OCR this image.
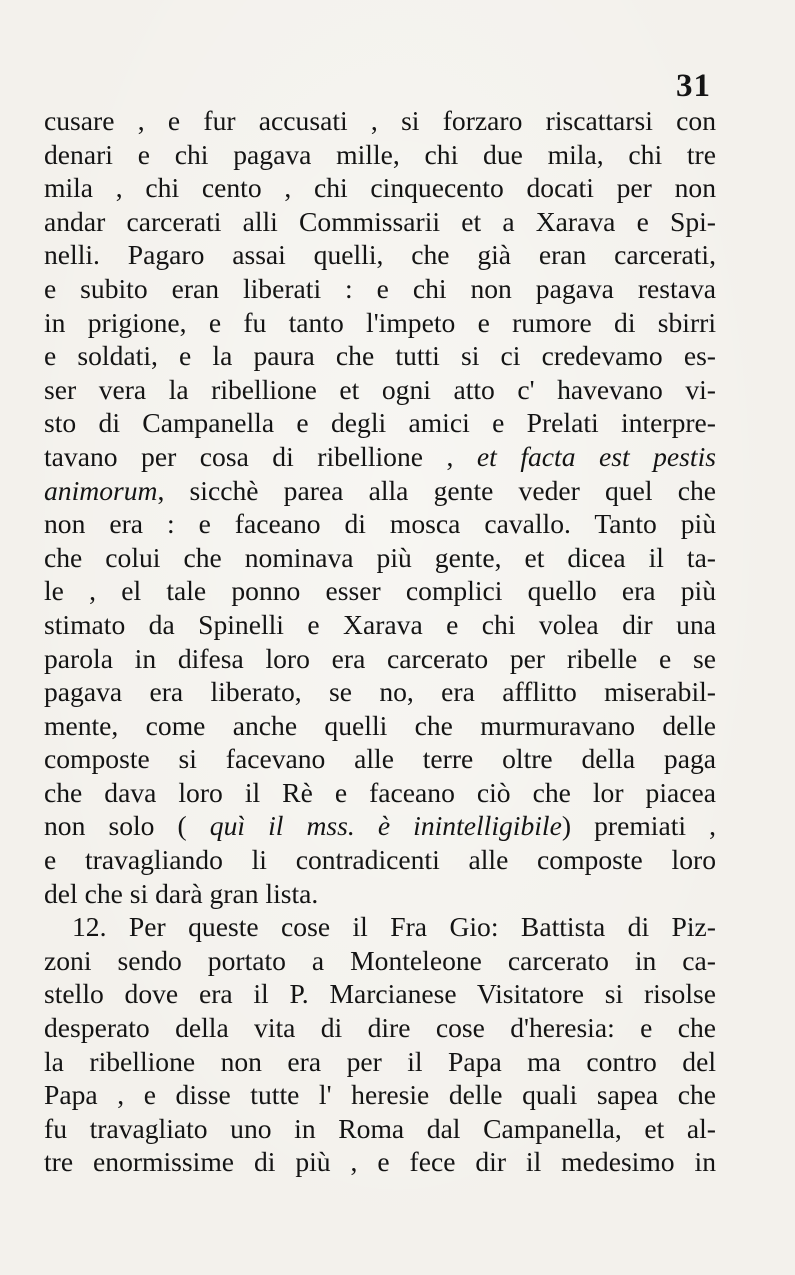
31
cusare , e fur accusati , si forzaro riscattarsi con
denari e chi pagava mille, chi due mila, chi tre
mila , chi cento , chi cinquecento docati per non
andar carcerati alli Commissarii et a Xarava e Spi-
nelli. Pagaro assai quelli, che già eran carcerati,
e subito eran liberati : e chi non pagava restava
in prigione, e fu tanto l'impeto e rumore di sbirri
e soldati, e la paura che tutti si ci credevamo es-
ser vera la ribellione et ogni atto c' havevano vi-
sto di Campanella e degli amici e Prelati interpre-
tavano per cosa di ribellione , et facta est pestis
animorum, sicchè parea alla gente veder quel che
non era : e faceano di mosca cavallo. Tanto più
che colui che nominava più gente, et dicea il ta-
le , el tale ponno esser complici quello era più
stimato da Spinelli e Xarava e chi volea dir una
parola in difesa loro era carcerato per ribelle e se
pagava era liberato, se no, era afflitto miserabil-
mente, come anche quelli che murmuravano delle
composte si facevano alle terre oltre della paga
che dava loro il Rè e faceano ciò che lor piacea
non solo ( quì il mss. è inintelligibile) premiati ,
e travagliando li contradicenti alle composte loro
del che si darà gran lista.
12. Per queste cose il Fra Gio: Battista di Piz-
zoni sendo portato a Monteleone carcerato in ca-
stello dove era il P. Marcianese Visitatore si risolse
desperato della vita di dire cose d'heresia: e che
la ribellione non era per il Papa ma contro del
Papa , e disse tutte l' heresie delle quali sapea che
fu travagliato uno in Roma dal Campanella, et al-
tre enormissime di più , e fece dir il medesimo in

■ **WRITTEN EXERCISE**
Copy out every line of the data that includes the word "carcerati".

■ **WRITTEN SOLUTION**
andar carcerati alli Commissarii et a Xarava e Spi-
nelli. Pagaro assai quelli, che già eran carcerati,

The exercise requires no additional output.